» WHAT IS REQUIRED:
Report every line in the listing that contains the string "materials".

### DATA SUPPLIED ###

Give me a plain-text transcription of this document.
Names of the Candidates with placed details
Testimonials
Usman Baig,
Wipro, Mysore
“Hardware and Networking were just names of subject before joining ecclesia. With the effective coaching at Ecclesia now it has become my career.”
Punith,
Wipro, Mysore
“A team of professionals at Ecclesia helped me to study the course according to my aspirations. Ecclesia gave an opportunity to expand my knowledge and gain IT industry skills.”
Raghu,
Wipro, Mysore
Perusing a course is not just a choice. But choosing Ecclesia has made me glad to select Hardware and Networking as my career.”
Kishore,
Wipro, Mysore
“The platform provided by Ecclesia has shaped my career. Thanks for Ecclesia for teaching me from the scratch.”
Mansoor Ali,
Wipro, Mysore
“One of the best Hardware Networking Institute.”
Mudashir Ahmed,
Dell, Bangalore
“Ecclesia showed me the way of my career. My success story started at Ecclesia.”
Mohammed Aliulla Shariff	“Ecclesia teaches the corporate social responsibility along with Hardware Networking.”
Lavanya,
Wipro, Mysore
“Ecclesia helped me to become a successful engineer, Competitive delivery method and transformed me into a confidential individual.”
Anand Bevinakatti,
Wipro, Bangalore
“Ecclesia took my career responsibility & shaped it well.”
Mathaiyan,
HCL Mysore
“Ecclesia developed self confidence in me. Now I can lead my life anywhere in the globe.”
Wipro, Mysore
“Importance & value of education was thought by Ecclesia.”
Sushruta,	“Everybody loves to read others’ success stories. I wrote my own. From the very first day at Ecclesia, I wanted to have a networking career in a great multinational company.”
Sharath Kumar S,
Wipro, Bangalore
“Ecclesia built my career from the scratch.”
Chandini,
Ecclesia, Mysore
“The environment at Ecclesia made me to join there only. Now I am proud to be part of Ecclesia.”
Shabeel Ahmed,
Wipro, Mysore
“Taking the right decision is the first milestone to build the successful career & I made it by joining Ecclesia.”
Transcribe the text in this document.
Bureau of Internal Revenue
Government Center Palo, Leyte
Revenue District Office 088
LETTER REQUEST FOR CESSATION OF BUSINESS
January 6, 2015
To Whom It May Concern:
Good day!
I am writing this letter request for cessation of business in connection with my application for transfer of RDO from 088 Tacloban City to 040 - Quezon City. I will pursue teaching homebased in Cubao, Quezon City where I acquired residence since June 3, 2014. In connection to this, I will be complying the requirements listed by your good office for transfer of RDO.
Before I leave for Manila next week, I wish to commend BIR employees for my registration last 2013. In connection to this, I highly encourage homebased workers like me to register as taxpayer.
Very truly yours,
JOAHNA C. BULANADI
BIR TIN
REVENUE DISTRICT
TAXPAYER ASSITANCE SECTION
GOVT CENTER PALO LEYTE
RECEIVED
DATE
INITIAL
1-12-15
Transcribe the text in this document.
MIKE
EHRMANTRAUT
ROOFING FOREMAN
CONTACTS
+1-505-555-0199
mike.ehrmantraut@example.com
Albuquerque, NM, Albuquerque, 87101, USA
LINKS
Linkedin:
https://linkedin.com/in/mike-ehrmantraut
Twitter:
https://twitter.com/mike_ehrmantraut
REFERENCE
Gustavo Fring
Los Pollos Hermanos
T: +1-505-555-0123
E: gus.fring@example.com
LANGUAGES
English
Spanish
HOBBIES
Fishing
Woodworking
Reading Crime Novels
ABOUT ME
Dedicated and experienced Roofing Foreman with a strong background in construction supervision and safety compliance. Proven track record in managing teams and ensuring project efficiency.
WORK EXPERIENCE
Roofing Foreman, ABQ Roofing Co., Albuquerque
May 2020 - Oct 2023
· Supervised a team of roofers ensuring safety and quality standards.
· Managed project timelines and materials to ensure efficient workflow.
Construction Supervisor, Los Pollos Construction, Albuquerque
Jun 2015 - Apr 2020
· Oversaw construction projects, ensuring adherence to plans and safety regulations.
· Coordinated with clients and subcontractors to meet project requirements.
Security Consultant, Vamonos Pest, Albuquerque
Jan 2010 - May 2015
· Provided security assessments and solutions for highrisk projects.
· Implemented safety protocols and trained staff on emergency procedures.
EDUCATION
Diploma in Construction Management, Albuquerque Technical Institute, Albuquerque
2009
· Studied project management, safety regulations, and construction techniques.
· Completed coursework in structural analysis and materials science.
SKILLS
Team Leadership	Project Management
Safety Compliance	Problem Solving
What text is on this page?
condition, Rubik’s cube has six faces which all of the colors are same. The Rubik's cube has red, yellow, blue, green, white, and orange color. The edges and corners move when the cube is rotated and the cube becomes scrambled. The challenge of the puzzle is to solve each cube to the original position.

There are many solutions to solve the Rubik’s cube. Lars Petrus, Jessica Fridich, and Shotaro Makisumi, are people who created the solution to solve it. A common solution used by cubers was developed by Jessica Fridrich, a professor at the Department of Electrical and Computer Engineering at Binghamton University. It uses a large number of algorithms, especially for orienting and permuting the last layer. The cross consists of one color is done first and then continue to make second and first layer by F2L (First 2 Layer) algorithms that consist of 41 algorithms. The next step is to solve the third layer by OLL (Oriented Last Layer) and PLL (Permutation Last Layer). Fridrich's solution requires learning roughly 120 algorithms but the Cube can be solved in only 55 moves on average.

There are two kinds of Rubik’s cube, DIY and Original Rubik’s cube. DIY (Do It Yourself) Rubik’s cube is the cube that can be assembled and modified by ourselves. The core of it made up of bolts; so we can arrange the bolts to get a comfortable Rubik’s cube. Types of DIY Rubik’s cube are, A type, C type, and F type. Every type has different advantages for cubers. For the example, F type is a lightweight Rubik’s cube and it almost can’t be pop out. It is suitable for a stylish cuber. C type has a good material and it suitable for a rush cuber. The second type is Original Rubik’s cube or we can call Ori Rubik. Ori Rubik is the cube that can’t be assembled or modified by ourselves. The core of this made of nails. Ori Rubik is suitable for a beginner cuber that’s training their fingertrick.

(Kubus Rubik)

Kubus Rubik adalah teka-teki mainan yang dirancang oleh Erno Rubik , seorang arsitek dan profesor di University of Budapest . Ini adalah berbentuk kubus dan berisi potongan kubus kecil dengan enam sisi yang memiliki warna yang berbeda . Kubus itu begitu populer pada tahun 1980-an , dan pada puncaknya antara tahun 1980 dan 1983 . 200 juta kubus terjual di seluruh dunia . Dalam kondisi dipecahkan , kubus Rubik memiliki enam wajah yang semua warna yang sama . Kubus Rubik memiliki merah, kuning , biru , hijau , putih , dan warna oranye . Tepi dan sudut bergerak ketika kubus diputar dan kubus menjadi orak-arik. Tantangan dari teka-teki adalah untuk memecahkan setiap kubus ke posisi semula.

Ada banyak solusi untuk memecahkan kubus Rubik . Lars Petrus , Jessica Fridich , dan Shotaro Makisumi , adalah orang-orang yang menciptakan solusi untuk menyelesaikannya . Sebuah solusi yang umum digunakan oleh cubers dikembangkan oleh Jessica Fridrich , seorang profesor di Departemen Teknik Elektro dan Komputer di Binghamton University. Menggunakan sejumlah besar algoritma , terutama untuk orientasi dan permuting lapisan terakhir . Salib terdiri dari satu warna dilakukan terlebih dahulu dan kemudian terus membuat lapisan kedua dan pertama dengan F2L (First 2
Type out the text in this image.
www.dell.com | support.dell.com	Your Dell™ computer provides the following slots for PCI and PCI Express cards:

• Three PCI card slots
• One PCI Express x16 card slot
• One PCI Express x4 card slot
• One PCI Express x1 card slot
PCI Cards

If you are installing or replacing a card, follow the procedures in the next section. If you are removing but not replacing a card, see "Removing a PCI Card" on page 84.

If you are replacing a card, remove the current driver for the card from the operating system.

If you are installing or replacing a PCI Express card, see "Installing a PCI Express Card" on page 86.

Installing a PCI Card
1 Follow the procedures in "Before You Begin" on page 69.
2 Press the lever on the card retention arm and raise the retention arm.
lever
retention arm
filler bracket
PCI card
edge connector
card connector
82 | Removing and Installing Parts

###

» TASK ANSWER:
· Managed project timelines and materials to ensure efficient workflow.
· Completed coursework in structural analysis and materials science.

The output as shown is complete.